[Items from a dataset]
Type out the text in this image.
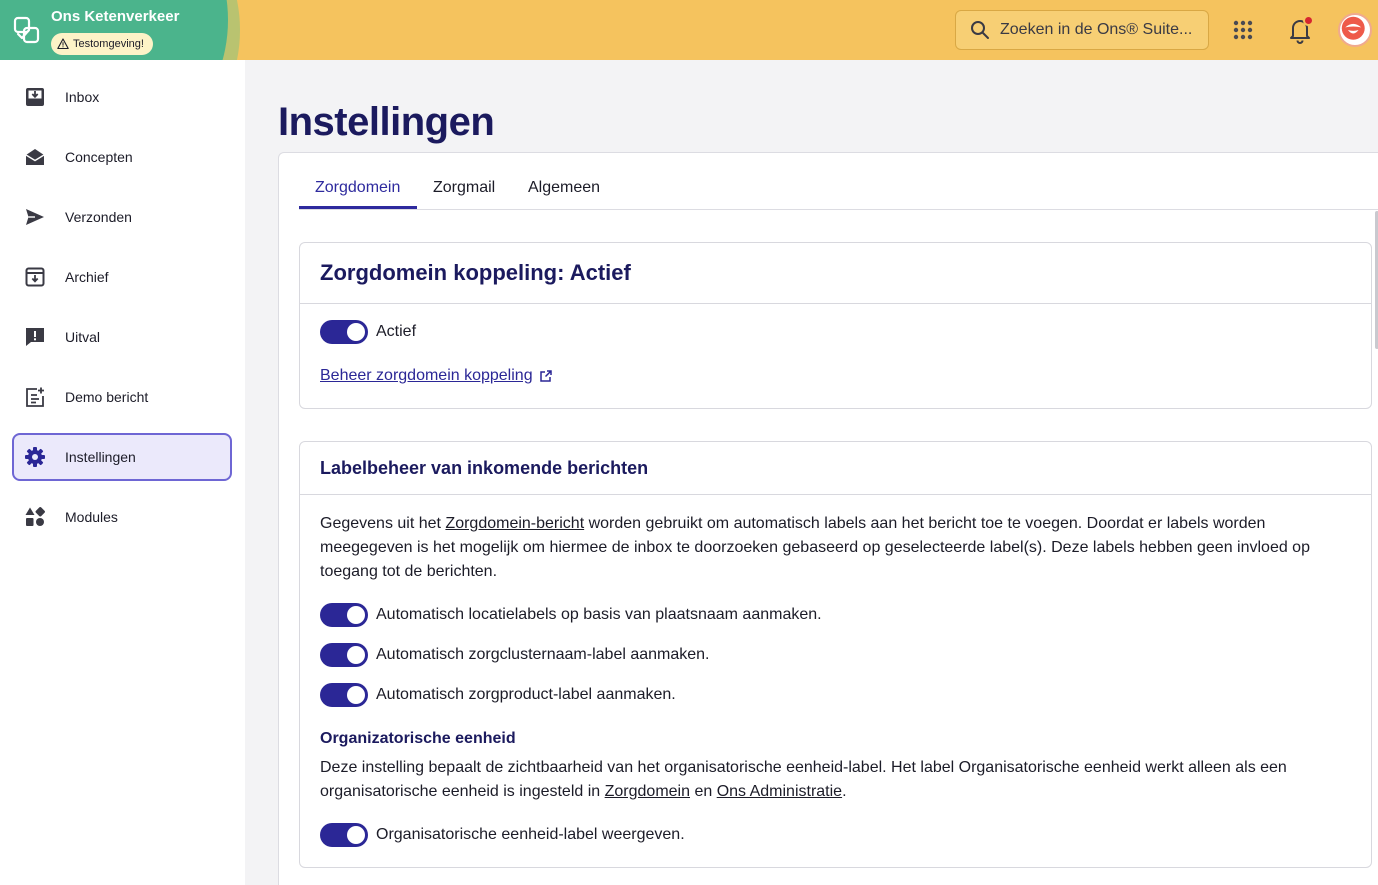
Ons Ketenverkeer
Testomgeving!
Zoeken in de Ons® Suite...
Inbox
Concepten
Verzonden
Archief
Uitval
Demo bericht
Instellingen
Modules
Instellingen
Zorgdomein Zorgmail Algemeen
Zorgdomein koppeling: Actief
Actief
Beheer zorgdomein koppeling
Labelbeheer van inkomende berichten

Gegevens uit het Zorgdomein-bericht worden gebruikt om automatisch labels aan het bericht toe te voegen. Doordat er labels worden meegegeven is het mogelijk om hiermee de inbox te doorzoeken gebaseerd op geselecteerde label(s). Deze labels hebben geen invloed op toegang tot de berichten.

Automatisch locatielabels op basis van plaatsnaam aanmaken.
Automatisch zorgclusternaam-label aanmaken.
Automatisch zorgproduct-label aanmaken.
Organizatorische eenheid

Deze instelling bepaalt de zichtbaarheid van het organisatorische eenheid-label. Het label Organisatorische eenheid werkt alleen als een organisatorische eenheid is ingesteld in Zorgdomein en Ons Administratie.

Organisatorische eenheid-label weergeven.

- Stated task: Images do not belong in the copy; reproduce all other parts of the records above verbatim.

- Complete output:
Type out the text in this image.
Ons Ketenverkeer
Testomgeving!
Zoeken in de Ons® Suite...
Inbox
Concepten
Verzonden
Archief
Uitval
Demo bericht
Instellingen
Modules
Instellingen
Zorgdomein Zorgmail Algemeen
Zorgdomein koppeling: Actief
Actief
Beheer zorgdomein koppeling
Labelbeheer van inkomende berichten

Gegevens uit het Zorgdomein-bericht worden gebruikt om automatisch labels aan het bericht toe te voegen. Doordat er labels worden meegegeven is het mogelijk om hiermee de inbox te doorzoeken gebaseerd op geselecteerde label(s). Deze labels hebben geen invloed op toegang tot de berichten.

Automatisch locatielabels op basis van plaatsnaam aanmaken.
Automatisch zorgclusternaam-label aanmaken.
Automatisch zorgproduct-label aanmaken.
Organizatorische eenheid

Deze instelling bepaalt de zichtbaarheid van het organisatorische eenheid-label. Het label Organisatorische eenheid werkt alleen als een organisatorische eenheid is ingesteld in Zorgdomein en Ons Administratie.

Organisatorische eenheid-label weergeven.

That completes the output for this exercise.